- Problem 1
Retype the court opinion word for word, everything from "AND MAY NOT" down to "MULLEN, Judge. Affirmed.".
- Problem 2
In the entries, echo everything from the line containing "406, 43, 424]" down to the line containing "breadcrumb: Dashboard Project", with no changes.

- Document text
NEBRASKA COURT OF APPEALS
Oct 25, 2011
No. A-11-131 (Neb. Ct. App. Oct. 25, 2011)

Opinion

No. A-11-131.

10-25-2011

CHARITY A. KLEIN, APPELLANT, v. MARK A. KLEIN, APPELLEE.

J.K. Harker, P.C., L.L.O., for appellant. Leslie A. Christensen, of Family & Juvenile Law Omaha, Christensen & Madam-Campbell, P.C., L.L.O., for appellee.


MEMORANDUM OPINION AND JUDGMENT ON APPEAL


NOTICE: THIS OPINION IS NOT DESIGNATED FOR PERMANENT PUBLICATION

AND MAY NOT BE CITED EXCEPT AS PROVIDED BY NEB. CT. R. APP. P. § 2-102(E).


Appeal from the District Court for Douglas County: J. PATRICK MULLEN, Judge. Affirmed.

J.K. Harker, P.C., L.L.O., for appellant.

Leslie A. Christensen, of Family & Juvenile Law Omaha, Christensen & Madam-Campbell, P.C., L.L.O., for appellee.

IRWIN, CASSEL, and PIRTLE, Judges.

PIRTLE, Judge.

INTRODUCTION

Pursuant to this court's authority under Neb. Ct. R. App. P. § 2-111(B)(1) (rev. 2008), this case was ordered submitted without oral argument. Charity A. Klein appeals from an order of the district court for Douglas County denying Mark A. Klein's complaint for modification and Charity's counterclaim for a custody change. Charity challenges the court's finding that there is no material change of circumstances warranting a change from the original decree and the finding that it is in the best interests of the children to remain in the custody of Mark. Based on the reasons that follow, we affirm.

- Image layout entries
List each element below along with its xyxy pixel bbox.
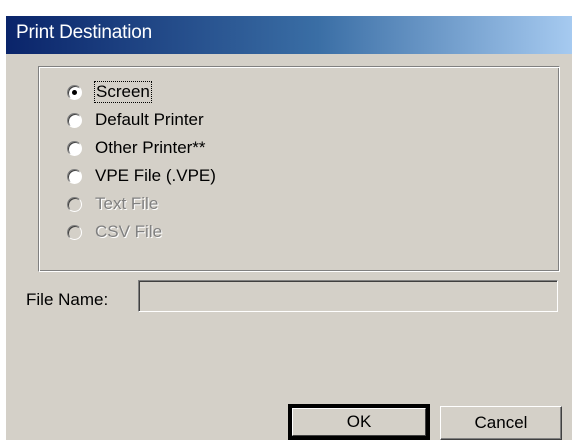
window-title: Print Destination [16, 22, 153, 43]
ok-button-label[interactable]: OK [292, 408, 426, 436]
radio-label-other-printer[interactable]: Other Printer** [95, 138, 206, 158]
radio-option-default-printer[interactable]: Default Printer [67, 109, 204, 131]
title-bar[interactable]: Print Destination [6, 16, 572, 54]
file-name-label: File Name: [26, 290, 109, 309]
print-destination-dialog: Print Destination Screen Default Printer… [4, 14, 572, 440]
radio-selected-dot [72, 89, 77, 95]
radio-button-icon[interactable] [67, 112, 82, 128]
radio-label-text-file: Text File [95, 194, 159, 213]
radio-option-text-file: Text File [67, 193, 158, 215]
file-name-input[interactable] [138, 280, 558, 312]
radio-label-vpe-file[interactable]: VPE File (.VPE) [95, 166, 216, 186]
radio-label-csv-file: CSV File [95, 222, 163, 241]
radio-button-icon[interactable] [67, 168, 82, 184]
radio-button-icon[interactable] [67, 84, 82, 100]
radio-button-icon[interactable] [67, 140, 82, 156]
ok-button[interactable]: OK [288, 404, 430, 440]
radio-option-csv-file: CSV File [67, 221, 162, 243]
radio-option-other-printer[interactable]: Other Printer** [67, 137, 206, 159]
cancel-button[interactable]: Cancel [440, 406, 562, 440]
radio-option-vpe-file[interactable]: VPE File (.VPE) [67, 165, 216, 187]
radio-label-screen[interactable]: Screen [94, 81, 152, 103]
destination-group: Screen Default Printer Other Printer** V… [38, 66, 560, 272]
radio-button-icon [67, 196, 82, 212]
radio-button-icon [67, 224, 82, 240]
radio-label-default-printer[interactable]: Default Printer [95, 110, 204, 130]
radio-option-screen[interactable]: Screen [67, 81, 152, 103]
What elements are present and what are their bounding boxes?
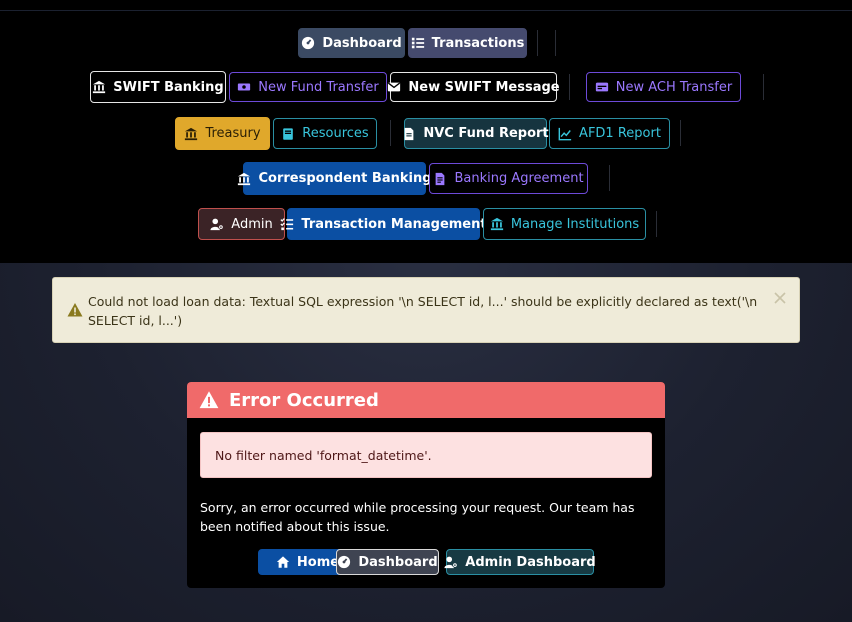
transaction-management-button[interactable]: Transaction Management xyxy=(280,208,487,240)
error-detail: No filter named 'format_datetime'. xyxy=(200,432,652,478)
treasury-button[interactable]: Treasury xyxy=(175,117,270,150)
chart-line-icon xyxy=(558,127,572,140)
warning-icon xyxy=(67,303,83,317)
nav-separator xyxy=(763,74,764,100)
alert-message: Could not load loan data: Textual SQL ex… xyxy=(88,294,758,328)
top-divider xyxy=(0,10,852,11)
correspondent-banking-button[interactable]: Correspondent Banking xyxy=(238,162,432,195)
warning-icon xyxy=(199,391,219,409)
file-contract-icon xyxy=(436,172,445,185)
error-body-text: Sorry, an error occurred while processin… xyxy=(200,500,635,534)
transactions-button[interactable]: Transactions xyxy=(408,28,527,58)
resources-label: Resources xyxy=(302,126,369,141)
afd1-report-label: AFD1 Report xyxy=(579,126,661,141)
admin-label: Admin xyxy=(231,216,273,232)
nvc-fund-report-button[interactable]: NVC Fund Report xyxy=(404,118,549,149)
new-swift-message-label: New SWIFT Message xyxy=(408,79,560,95)
home-label: Home xyxy=(296,554,340,570)
new-fund-transfer-button[interactable]: New Fund Transfer xyxy=(229,72,387,102)
book-icon xyxy=(283,127,294,140)
new-ach-transfer-button[interactable]: New ACH Transfer xyxy=(586,72,741,102)
transactions-label: Transactions xyxy=(431,35,525,51)
admin-dashboard-button[interactable]: Admin Dashboard xyxy=(444,549,596,575)
dashboard-label: Dashboard xyxy=(358,554,438,570)
bank-icon xyxy=(238,172,251,185)
new-fund-transfer-label: New Fund Transfer xyxy=(258,79,379,95)
banking-agreement-label: Banking Agreement xyxy=(454,171,584,186)
bank-icon xyxy=(185,127,198,140)
banking-agreement-button[interactable]: Banking Agreement xyxy=(429,163,588,194)
resources-button[interactable]: Resources xyxy=(273,118,377,149)
nav-separator xyxy=(680,120,681,146)
gauge-icon xyxy=(302,36,315,50)
envelope-icon xyxy=(388,82,401,92)
nav-separator xyxy=(656,211,657,237)
card-icon xyxy=(595,82,608,92)
nvc-fund-report-label: NVC Fund Report xyxy=(423,126,549,141)
nav-separator xyxy=(609,165,610,191)
top-navigation: Dashboard Transactions SWIFT Banking New… xyxy=(0,0,852,263)
nav-separator xyxy=(555,30,556,56)
transaction-management-label: Transaction Management xyxy=(301,216,487,232)
admin-button[interactable]: Admin xyxy=(198,208,285,240)
swift-banking-label: SWIFT Banking xyxy=(113,79,224,95)
money-icon xyxy=(238,83,251,91)
new-ach-transfer-label: New ACH Transfer xyxy=(615,79,733,95)
error-card: Error Occurred No filter named 'format_d… xyxy=(187,382,665,588)
nav-separator xyxy=(390,120,391,146)
dashboard-button[interactable]: Dashboard xyxy=(298,28,405,58)
correspondent-banking-label: Correspondent Banking xyxy=(258,171,432,186)
list-icon xyxy=(411,37,424,49)
manage-institutions-button[interactable]: Manage Institutions xyxy=(483,208,646,240)
manage-institutions-label: Manage Institutions xyxy=(510,216,640,232)
home-icon xyxy=(276,556,290,568)
user-gear-icon xyxy=(210,218,224,231)
close-icon[interactable] xyxy=(773,291,787,305)
admin-dashboard-label: Admin Dashboard xyxy=(465,554,596,570)
afd1-report-button[interactable]: AFD1 Report xyxy=(549,118,670,149)
error-detail-text: No filter named 'format_datetime'. xyxy=(215,447,432,463)
user-gear-icon xyxy=(444,556,458,569)
gauge-icon xyxy=(338,555,351,569)
error-title: Error Occurred xyxy=(229,389,379,411)
warning-alert: Could not load loan data: Textual SQL ex… xyxy=(52,277,800,343)
bank-icon xyxy=(93,80,106,94)
swift-banking-button[interactable]: SWIFT Banking xyxy=(90,71,226,103)
nav-separator xyxy=(537,30,538,56)
bank-icon xyxy=(490,217,503,231)
nav-separator xyxy=(569,74,570,100)
dashboard-button[interactable]: Dashboard xyxy=(336,549,439,575)
file-icon xyxy=(404,127,414,140)
dashboard-label: Dashboard xyxy=(322,35,402,51)
list-check-icon xyxy=(280,218,294,231)
new-swift-message-button[interactable]: New SWIFT Message xyxy=(388,72,560,102)
treasury-label: Treasury xyxy=(205,126,261,141)
error-card-header: Error Occurred xyxy=(187,382,665,418)
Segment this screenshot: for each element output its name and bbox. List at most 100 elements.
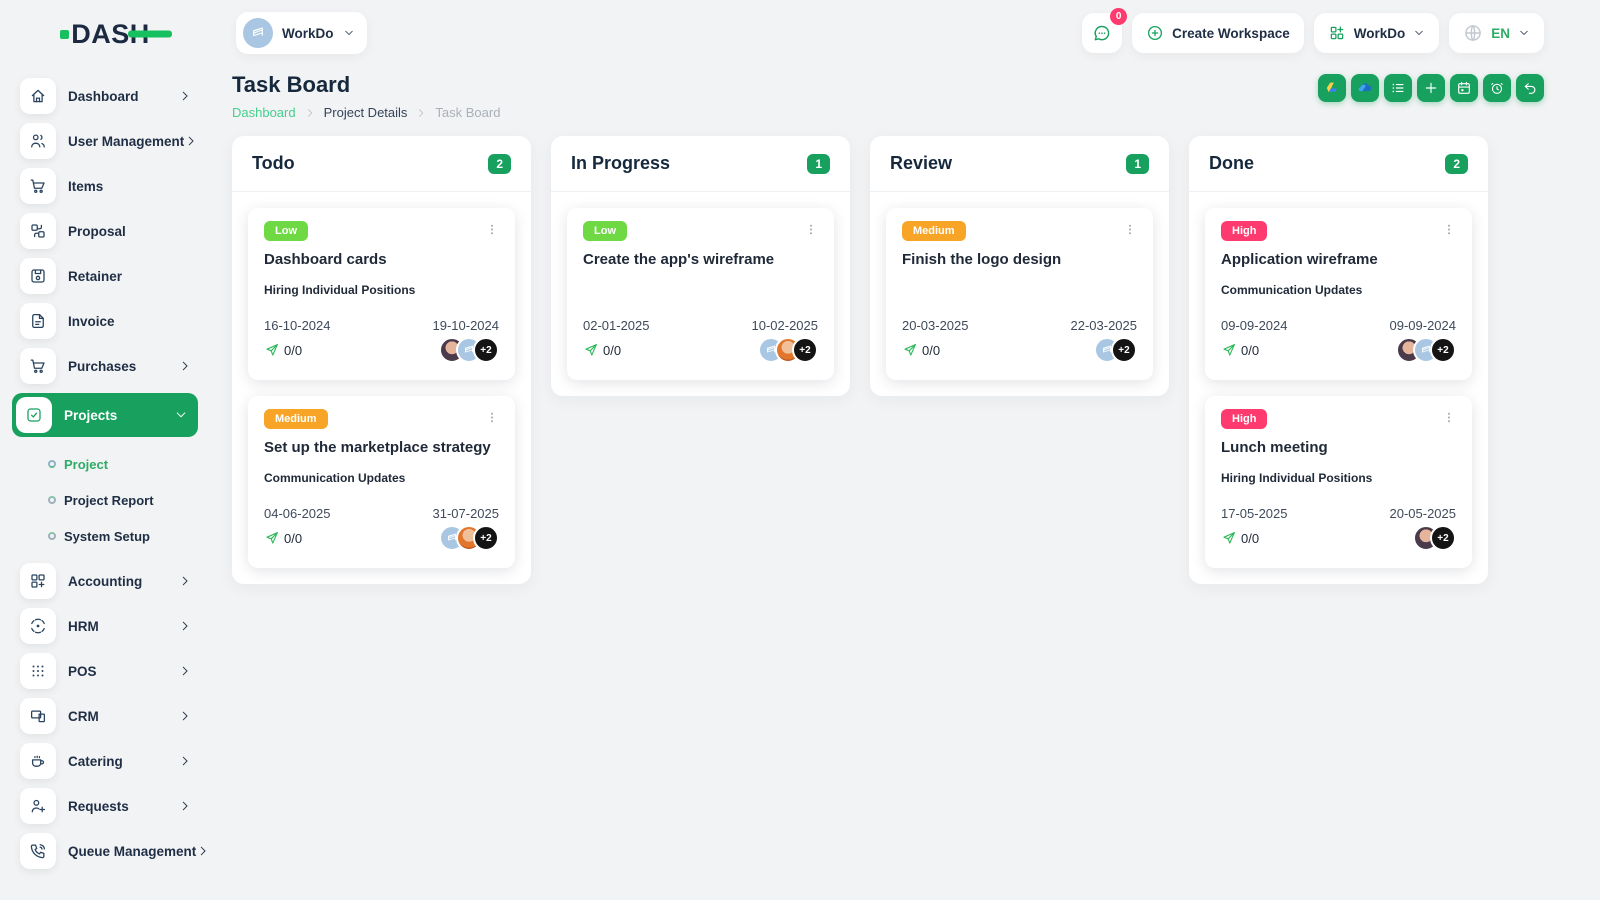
checkbox-icon	[25, 406, 43, 424]
sidebar-item-invoice[interactable]: Invoice	[12, 303, 198, 339]
brand-logo[interactable]: DASH	[12, 16, 198, 52]
sidebar-item-items[interactable]: Items	[12, 168, 198, 204]
sidebar-item-purchases[interactable]: Purchases	[12, 348, 198, 384]
sidebar-subitem-project-report[interactable]: Project Report	[12, 485, 198, 515]
task-card-dashboard-cards[interactable]: Low Dashboard cards Hiring Individual Posi…	[248, 208, 515, 380]
breadcrumb: Dashboard Project Details Task Board	[232, 105, 500, 120]
sidebar-menu: Dashboard User Management Items Proposal Ret…	[12, 78, 206, 869]
sidebar-item-label: Proposal	[68, 223, 126, 239]
chevron-right-icon	[178, 664, 192, 678]
column-count-badge: 1	[807, 153, 830, 174]
chevron-right-icon	[178, 799, 192, 813]
card-menu-button[interactable]	[485, 221, 499, 238]
messages-button[interactable]: 0	[1082, 8, 1128, 53]
create-workspace-label: Create Workspace	[1172, 25, 1290, 41]
users-icon	[29, 132, 47, 150]
language-selector[interactable]: EN	[1449, 13, 1544, 53]
avatar-extra-count: +2	[473, 337, 499, 363]
sidebar-item-pos[interactable]: POS	[12, 653, 198, 689]
card-task-count: 0/0	[1241, 342, 1260, 358]
sidebar-item-queue-management[interactable]: Queue Management	[12, 833, 206, 869]
bullet-icon	[48, 496, 56, 504]
timer-button[interactable]	[1483, 74, 1511, 102]
send-icon	[264, 342, 280, 358]
chevron-down-icon	[1413, 27, 1425, 39]
sidebar-item-hrm[interactable]: HRM	[12, 608, 198, 644]
sidebar-item-dashboard[interactable]: Dashboard	[12, 78, 198, 114]
card-menu-button[interactable]	[1442, 409, 1456, 426]
workspace-selector[interactable]: WorkDo	[236, 12, 367, 54]
card-menu-button[interactable]	[1442, 221, 1456, 238]
breadcrumb-separator-icon	[304, 107, 316, 119]
menu-icon-box	[20, 258, 56, 294]
card-end-date: 31-07-2025	[432, 506, 500, 521]
sidebar-item-label: HRM	[68, 618, 99, 634]
sidebar-item-label: Purchases	[68, 358, 137, 374]
column-header: Review 1	[870, 136, 1169, 192]
sidebar-item-crm[interactable]: CRM	[12, 698, 198, 734]
list-view-button[interactable]	[1384, 74, 1412, 102]
menu-icon-box	[20, 303, 56, 339]
home-icon	[29, 87, 47, 105]
circle-dashed-icon	[29, 617, 47, 635]
sidebar-item-user-management[interactable]: User Management	[12, 123, 198, 159]
breadcrumb-item-dashboard[interactable]: Dashboard	[232, 105, 296, 120]
sidebar-subitem-label: Project	[64, 456, 109, 472]
column-title: Review	[890, 153, 953, 173]
avatar-extra-count: +2	[473, 525, 499, 551]
card-menu-button[interactable]	[804, 221, 818, 238]
column-header: Todo 2	[232, 136, 531, 192]
sidebar-item-label: Invoice	[68, 313, 115, 329]
column-title: Done	[1209, 153, 1254, 173]
back-button[interactable]	[1516, 74, 1544, 102]
card-start-date: 09-09-2024	[1221, 318, 1288, 333]
onedrive-button[interactable]	[1351, 74, 1379, 102]
create-workspace-button[interactable]: Create Workspace	[1132, 13, 1304, 53]
workspace-menu-button[interactable]: WorkDo	[1313, 13, 1440, 53]
menu-icon-box	[20, 698, 56, 734]
alarm-icon	[1489, 80, 1505, 96]
breadcrumb-item-project-details[interactable]: Project Details	[324, 105, 408, 120]
task-card-create-the-app-s-wireframe[interactable]: Low Create the app's wireframe 02-01-2025 1…	[567, 208, 834, 380]
task-card-application-wireframe[interactable]: High Application wireframe Communication U…	[1205, 208, 1472, 380]
sidebar-item-retainer[interactable]: Retainer	[12, 258, 198, 294]
sidebar-item-requests[interactable]: Requests	[12, 788, 198, 824]
card-title: Create the app's wireframe	[583, 251, 775, 268]
board-column-done: Done 2 High Application wireframe Communicat…	[1189, 136, 1488, 584]
sidebar-item-catering[interactable]: Catering	[12, 743, 198, 779]
chevron-right-icon	[178, 709, 192, 723]
card-avatars: +2	[1396, 337, 1456, 363]
card-menu-button[interactable]	[485, 409, 499, 426]
google-drive-button[interactable]	[1318, 74, 1346, 102]
card-task-count: 0/0	[284, 530, 303, 546]
phone-call-icon	[29, 842, 47, 860]
sidebar-item-label: Projects	[64, 407, 118, 423]
chevron-down-icon	[1518, 27, 1530, 39]
add-task-button[interactable]	[1417, 74, 1445, 102]
task-card-lunch-meeting[interactable]: High Lunch meeting Hiring Individual Posit…	[1205, 396, 1472, 568]
floppy-icon	[29, 267, 47, 285]
breadcrumb-item-task-board: Task Board	[435, 105, 501, 120]
sidebar-subitem-label: Project Report	[64, 492, 154, 508]
card-title: Application wireframe	[1221, 251, 1378, 268]
sidebar-item-accounting[interactable]: Accounting	[12, 563, 198, 599]
globe-icon	[1463, 23, 1483, 43]
sidebar-item-proposal[interactable]: Proposal	[12, 213, 198, 249]
sidebar-subitem-system-setup[interactable]: System Setup	[12, 521, 198, 551]
sidebar-subitem-project[interactable]: Project	[12, 449, 198, 479]
menu-icon-box	[20, 168, 56, 204]
column-header: In Progress 1	[551, 136, 850, 192]
priority-badge: Low	[264, 221, 308, 241]
task-card-finish-the-logo-design[interactable]: Medium Finish the logo design 20-03-2025 22…	[886, 208, 1153, 380]
board-toolbar	[1318, 74, 1544, 102]
brand-logo-dot-icon	[60, 29, 70, 39]
task-card-set-up-the-marketplace-strategy[interactable]: Medium Set up the marketplace strategy Com…	[248, 396, 515, 568]
workdo-logo-icon	[248, 23, 268, 43]
card-start-date: 02-01-2025	[583, 318, 650, 333]
calendar-button[interactable]	[1450, 74, 1478, 102]
card-menu-button[interactable]	[1123, 221, 1137, 238]
column-cards: High Application wireframe Communication U…	[1189, 192, 1488, 584]
calendar-icon	[1456, 80, 1472, 96]
priority-badge: High	[1221, 409, 1268, 429]
sidebar-item-projects[interactable]: Projects	[12, 393, 198, 437]
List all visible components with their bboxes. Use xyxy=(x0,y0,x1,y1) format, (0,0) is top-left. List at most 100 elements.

- Response 1
AND MAY NOT BE CITED EXCEPT AS PROVIDED BY NEB. CT. R. APP. P. § 2-102(E).


Appeal from the District Court for Douglas County: J. PATRICK MULLEN, Judge. Affirmed.

- Response 2
checkbox-icon	[25, 406, 43, 424]
sidebar-item-invoice[interactable]: Invoice	[12, 303, 198, 339]
brand-logo[interactable]: DASH	[12, 16, 198, 52]
sidebar-item-items[interactable]: Items	[12, 168, 198, 204]
sidebar-item-purchases[interactable]: Purchases	[12, 348, 198, 384]
sidebar-subitem-project-report[interactable]: Project Report	[12, 485, 198, 515]
task-card-dashboard-cards[interactable]: Low Dashboard cards Hiring Individual Posi…	[248, 208, 515, 380]
breadcrumb: Dashboard Project Details Task Board	[232, 105, 500, 120]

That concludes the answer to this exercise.